Working data →
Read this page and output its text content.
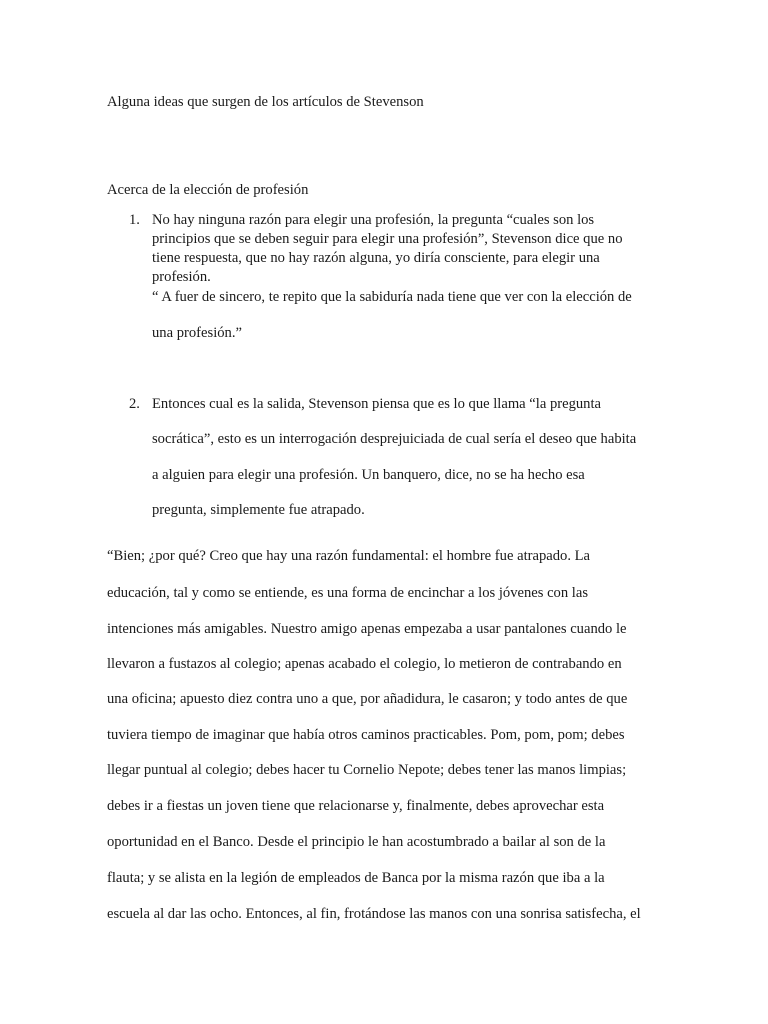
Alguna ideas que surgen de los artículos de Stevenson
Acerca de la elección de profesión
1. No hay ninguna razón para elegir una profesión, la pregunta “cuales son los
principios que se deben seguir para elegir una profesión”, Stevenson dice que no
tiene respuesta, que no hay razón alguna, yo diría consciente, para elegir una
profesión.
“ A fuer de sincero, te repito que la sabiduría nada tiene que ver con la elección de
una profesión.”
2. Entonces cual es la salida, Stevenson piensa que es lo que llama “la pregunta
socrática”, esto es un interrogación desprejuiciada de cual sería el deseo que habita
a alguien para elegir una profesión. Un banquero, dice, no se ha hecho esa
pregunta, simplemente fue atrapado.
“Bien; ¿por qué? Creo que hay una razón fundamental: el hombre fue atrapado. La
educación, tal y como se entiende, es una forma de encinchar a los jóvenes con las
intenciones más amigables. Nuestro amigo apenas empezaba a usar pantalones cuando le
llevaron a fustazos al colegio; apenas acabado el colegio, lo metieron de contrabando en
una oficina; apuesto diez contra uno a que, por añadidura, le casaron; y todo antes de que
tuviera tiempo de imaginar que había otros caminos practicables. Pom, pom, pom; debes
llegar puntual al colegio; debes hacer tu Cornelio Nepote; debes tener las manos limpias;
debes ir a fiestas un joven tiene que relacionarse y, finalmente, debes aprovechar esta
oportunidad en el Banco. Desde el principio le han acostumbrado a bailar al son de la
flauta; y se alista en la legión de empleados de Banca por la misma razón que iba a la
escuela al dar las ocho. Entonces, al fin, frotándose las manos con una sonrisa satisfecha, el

Directions for this task → Output the data above without changes, apart from leaving out the pictures.

Final result →
Read this page and output its text content.
Alguna ideas que surgen de los artículos de Stevenson
Acerca de la elección de profesión
1. No hay ninguna razón para elegir una profesión, la pregunta “cuales son los
principios que se deben seguir para elegir una profesión”, Stevenson dice que no
tiene respuesta, que no hay razón alguna, yo diría consciente, para elegir una
profesión.
“ A fuer de sincero, te repito que la sabiduría nada tiene que ver con la elección de
una profesión.”
2. Entonces cual es la salida, Stevenson piensa que es lo que llama “la pregunta
socrática”, esto es un interrogación desprejuiciada de cual sería el deseo que habita
a alguien para elegir una profesión. Un banquero, dice, no se ha hecho esa
pregunta, simplemente fue atrapado.
“Bien; ¿por qué? Creo que hay una razón fundamental: el hombre fue atrapado. La
educación, tal y como se entiende, es una forma de encinchar a los jóvenes con las
intenciones más amigables. Nuestro amigo apenas empezaba a usar pantalones cuando le
llevaron a fustazos al colegio; apenas acabado el colegio, lo metieron de contrabando en
una oficina; apuesto diez contra uno a que, por añadidura, le casaron; y todo antes de que
tuviera tiempo de imaginar que había otros caminos practicables. Pom, pom, pom; debes
llegar puntual al colegio; debes hacer tu Cornelio Nepote; debes tener las manos limpias;
debes ir a fiestas un joven tiene que relacionarse y, finalmente, debes aprovechar esta
oportunidad en el Banco. Desde el principio le han acostumbrado a bailar al son de la
flauta; y se alista en la legión de empleados de Banca por la misma razón que iba a la
escuela al dar las ocho. Entonces, al fin, frotándose las manos con una sonrisa satisfecha, el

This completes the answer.